### [RECORDS TO PROCESS]
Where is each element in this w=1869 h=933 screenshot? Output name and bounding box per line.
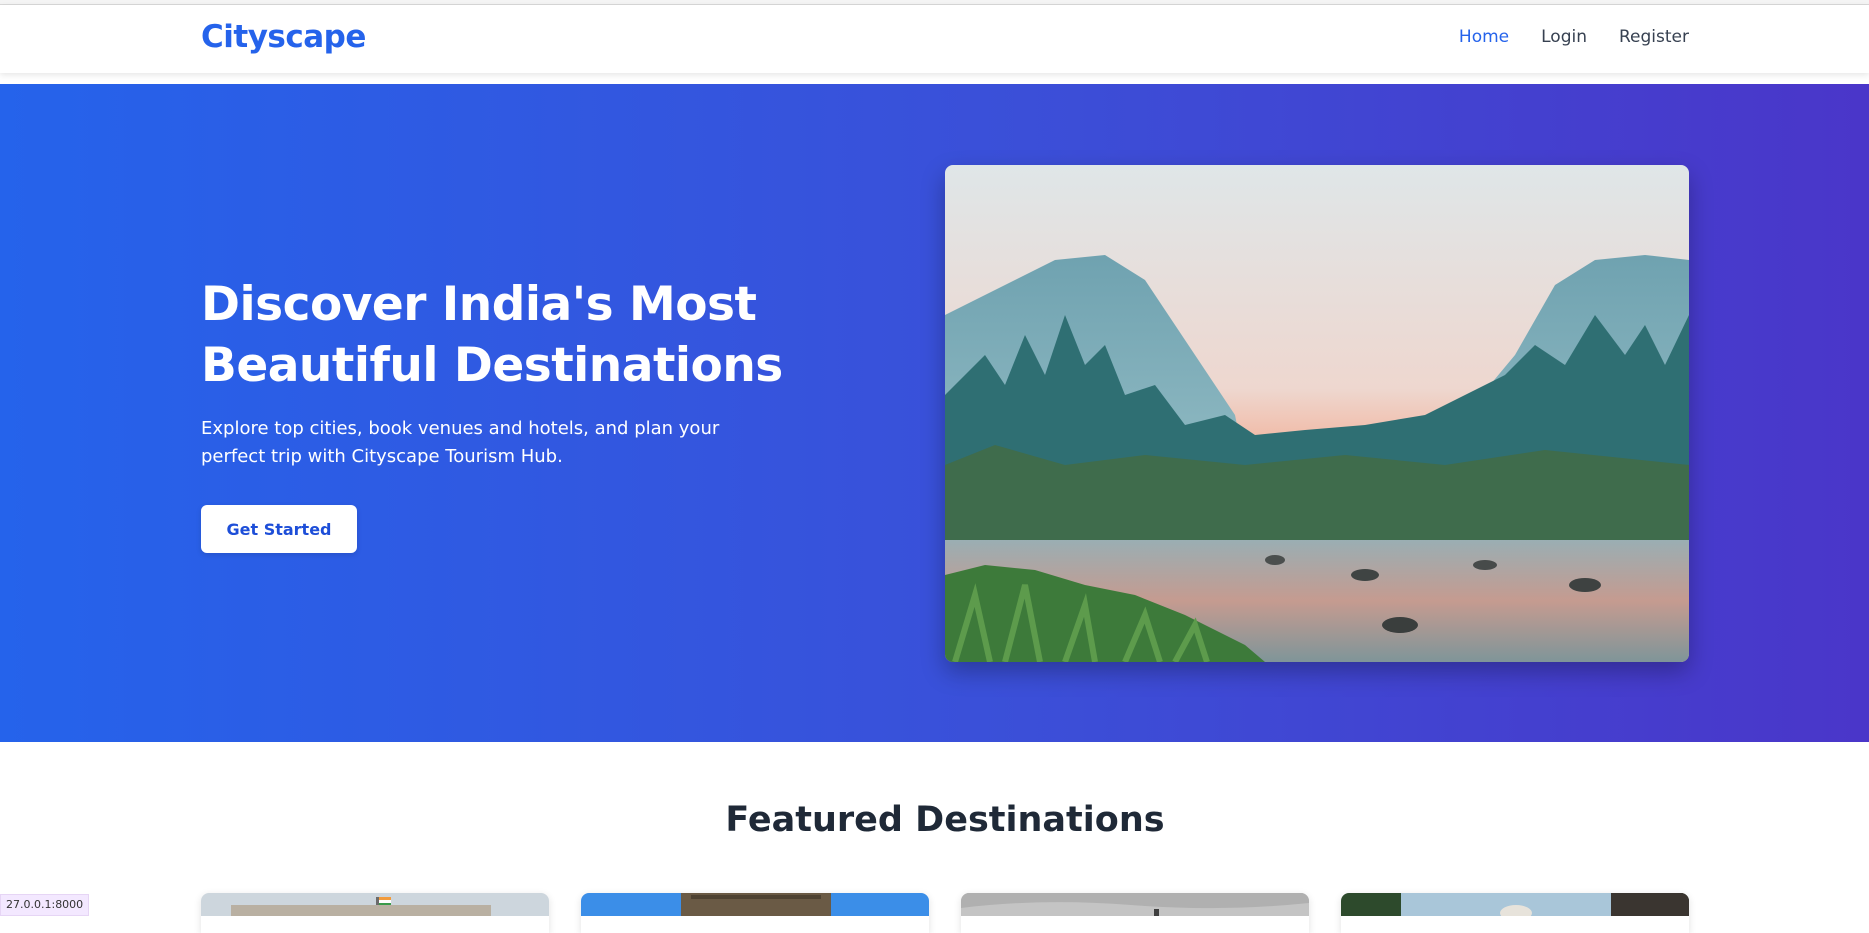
nav-links: Home Login Register <box>1459 27 1689 47</box>
hero-subtitle: Explore top cities, book venues and hote… <box>201 418 720 467</box>
navbar: Cityscape Home Login Register <box>0 5 1869 73</box>
hero-title: Discover India's Most Beautiful Destinat… <box>201 277 783 393</box>
get-started-button[interactable]: Get Started <box>201 505 357 553</box>
destination-card[interactable] <box>961 893 1309 933</box>
hero-section: Discover India's Most Beautiful Destinat… <box>0 84 1869 742</box>
featured-destinations-heading: Featured Destinations <box>725 800 1165 840</box>
taj-mahal-image <box>1341 893 1689 916</box>
destination-card[interactable] <box>201 893 549 933</box>
brand-logo[interactable]: Cityscape <box>201 19 366 55</box>
nav-link-register[interactable]: Register <box>1619 27 1689 47</box>
nav-link-login[interactable]: Login <box>1541 27 1587 47</box>
nav-link-home[interactable]: Home <box>1459 27 1509 47</box>
landscape-illustration <box>945 165 1689 662</box>
hero-landscape-image <box>945 165 1689 662</box>
palace-image <box>961 893 1309 916</box>
destination-card[interactable] <box>581 893 929 933</box>
gateway-monument-image <box>581 893 929 916</box>
featured-cards <box>201 893 1689 916</box>
destination-card[interactable] <box>1341 893 1689 933</box>
status-bar-url: 27.0.0.1:8000 <box>0 894 90 916</box>
parliament-image <box>201 893 549 916</box>
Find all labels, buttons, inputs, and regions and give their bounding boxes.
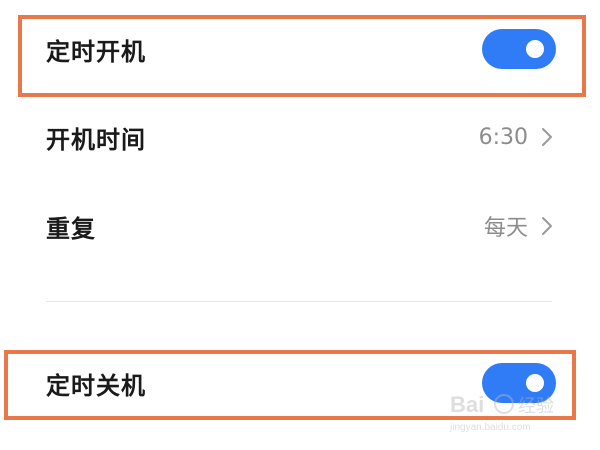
svg-text:经验: 经验 <box>518 396 554 417</box>
chevron-right-icon <box>542 217 552 235</box>
power-on-time-value: 6:30 <box>478 124 528 150</box>
baidu-jingyan-watermark: Bai 经验 jingyan.baidu.com <box>449 392 554 433</box>
svg-text:Bai: Bai <box>450 392 484 417</box>
power-on-time-row[interactable]: 开机时间 6:30 <box>0 107 600 167</box>
repeat-row[interactable]: 重复 每天 <box>0 196 600 256</box>
repeat-value: 每天 <box>483 216 528 241</box>
svg-text:jingyan.baidu.com: jingyan.baidu.com <box>449 422 531 433</box>
chevron-right-icon <box>542 128 552 146</box>
highlight-box-power-on <box>18 15 586 97</box>
settings-screen: 定时开机 开机时间 6:30 重复 每天 定时关机 Bai 经验 jingyan… <box>0 0 600 450</box>
power-on-time-label: 开机时间 <box>46 125 146 154</box>
repeat-label: 重复 <box>46 214 96 243</box>
section-divider <box>46 301 552 302</box>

### [WHAT IS ASKED]
Recast the part of the data above that opens with the line containing "nav-links: Home Login" and closes with the line containing "hero-landscape-image <box>945 165" as a Markdown table with the columns No. and Line. Number each row, put one line per row, and leave out any blank lines.

### [FINAL RESULT]
| No. | Line |
|---|---|
| 1 | nav-links: Home Login Register <box>1459 27 1689 47</box> |
| 2 | hero-subtitle: Explore top cities, book venues and hote… <box>201 418 720 467</box> |
| 3 | navbar: Cityscape Home Login Register <box>0 5 1869 73</box> |
| 4 | hero-title: Discover India's Most Beautiful Destinat… <box>201 277 783 393</box> |
| 5 | get-started-button[interactable]: Get Started <box>201 505 357 553</box> |
| 6 | destination-card[interactable] <box>961 893 1309 933</box> |
| 7 | hero-section: Discover India's Most Beautiful Destinat… <box>0 84 1869 742</box> |
| 8 | featured-destinations-heading: Featured Destinations <box>725 800 1165 840</box> |
| 9 | taj-mahal-image <box>1341 893 1689 916</box> |
| 10 | destination-card[interactable] <box>201 893 549 933</box> |
| 11 | brand-logo[interactable]: Cityscape <box>201 19 366 55</box> |
| 12 | nav-link-register[interactable]: Register <box>1619 27 1689 47</box> |
| 13 | nav-link-login[interactable]: Login <box>1541 27 1587 47</box> |
| 14 | nav-link-home[interactable]: Home <box>1459 27 1509 47</box> |
| 15 | landscape-illustration <box>945 165 1689 662</box> |
| 16 | hero-landscape-image <box>945 165 1689 662</box> |